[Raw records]
+===+
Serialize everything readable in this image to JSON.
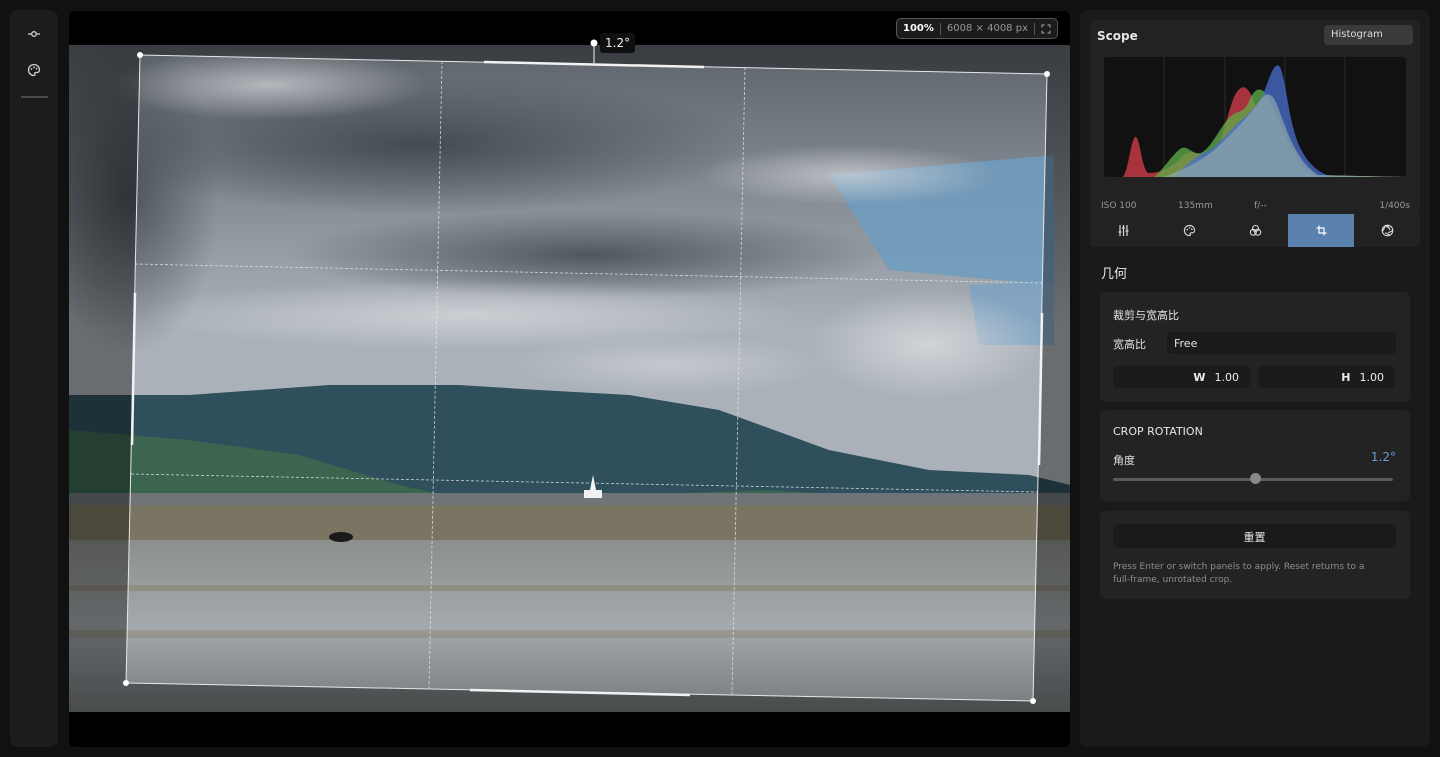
{
  "left_rail": {
    "items": [
      {
        "icon": "commit-icon"
      },
      {
        "icon": "palette-icon"
      }
    ]
  },
  "viewer": {
    "zoom": "100%",
    "image_size": "6008 × 4008 px",
    "rotation_tag": "1.2°"
  },
  "scope": {
    "title": "Scope",
    "mode": "Histogram",
    "exif": {
      "iso": "ISO 100",
      "focal": "135mm",
      "aperture": "f/--",
      "shutter": "1/400s"
    }
  },
  "tool_tabs": [
    {
      "icon": "sliders-icon",
      "active": false
    },
    {
      "icon": "palette-icon",
      "active": false
    },
    {
      "icon": "color-circles-icon",
      "active": false
    },
    {
      "icon": "crop-icon",
      "active": true
    },
    {
      "icon": "aperture-icon",
      "active": false
    }
  ],
  "geometry": {
    "title": "几何",
    "crop": {
      "title": "裁剪与宽高比",
      "aspect_label": "宽高比",
      "aspect_value": "Free",
      "w_label": "W",
      "w_value": "1.00",
      "h_label": "H",
      "h_value": "1.00"
    },
    "rotation": {
      "title": "CROP ROTATION",
      "angle_label": "角度",
      "angle_value": "1.2°",
      "slider_fraction": 0.51
    },
    "reset": {
      "label": "重置",
      "hint": "Press Enter or switch panels to apply. Reset returns to a full-frame, unrotated crop."
    }
  },
  "colors": {
    "accent": "#5a80ad",
    "angle_value": "#6a9ad4"
  }
}
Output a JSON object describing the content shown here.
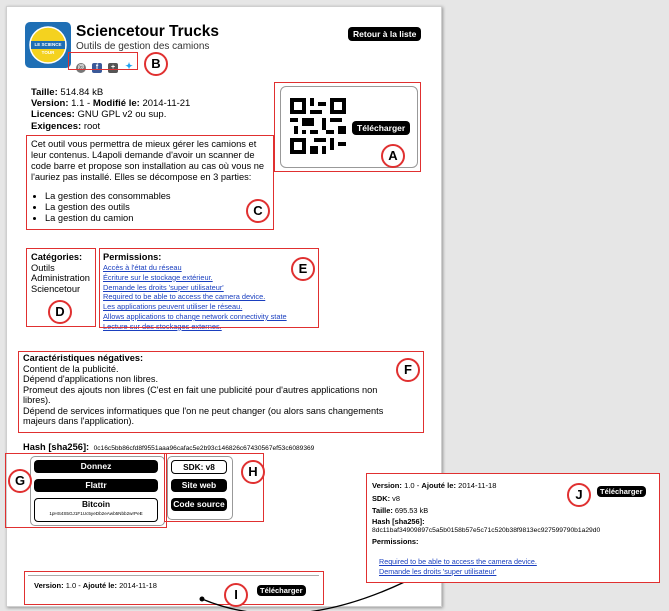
+===+
» **What to produce**:
The data above should be repeated exactly, minus any pictures.

» **Solution to the exercise**:
Serialize everything readable in this image to JSON.
{
  "left_rail": {
    "items": [
      {
        "icon": "commit-icon"
      },
      {
        "icon": "palette-icon"
      }
    ]
  },
  "viewer": {
    "zoom": "100%",
    "image_size": "6008 × 4008 px",
    "rotation_tag": "1.2°"
  },
  "scope": {
    "title": "Scope",
    "mode": "Histogram",
    "exif": {
      "iso": "ISO 100",
      "focal": "135mm",
      "aperture": "f/--",
      "shutter": "1/400s"
    }
  },
  "tool_tabs": [
    {
      "icon": "sliders-icon",
      "active": false
    },
    {
      "icon": "palette-icon",
      "active": false
    },
    {
      "icon": "color-circles-icon",
      "active": false
    },
    {
      "icon": "crop-icon",
      "active": true
    },
    {
      "icon": "aperture-icon",
      "active": false
    }
  ],
  "geometry": {
    "title": "几何",
    "crop": {
      "title": "裁剪与宽高比",
      "aspect_label": "宽高比",
      "aspect_value": "Free",
      "w_label": "W",
      "w_value": "1.00",
      "h_label": "H",
      "h_value": "1.00"
    },
    "rotation": {
      "title": "CROP ROTATION",
      "angle_label": "角度",
      "angle_value": "1.2°",
      "slider_fraction": 0.51
    },
    "reset": {
      "label": "重置",
      "hint": "Press Enter or switch panels to apply. Reset returns to a full-frame, unrotated crop."
    }
  },
  "colors": {
    "accent": "#5a80ad",
    "angle_value": "#6a9ad4"
  }
}
Output a JSON object describing the content shown here.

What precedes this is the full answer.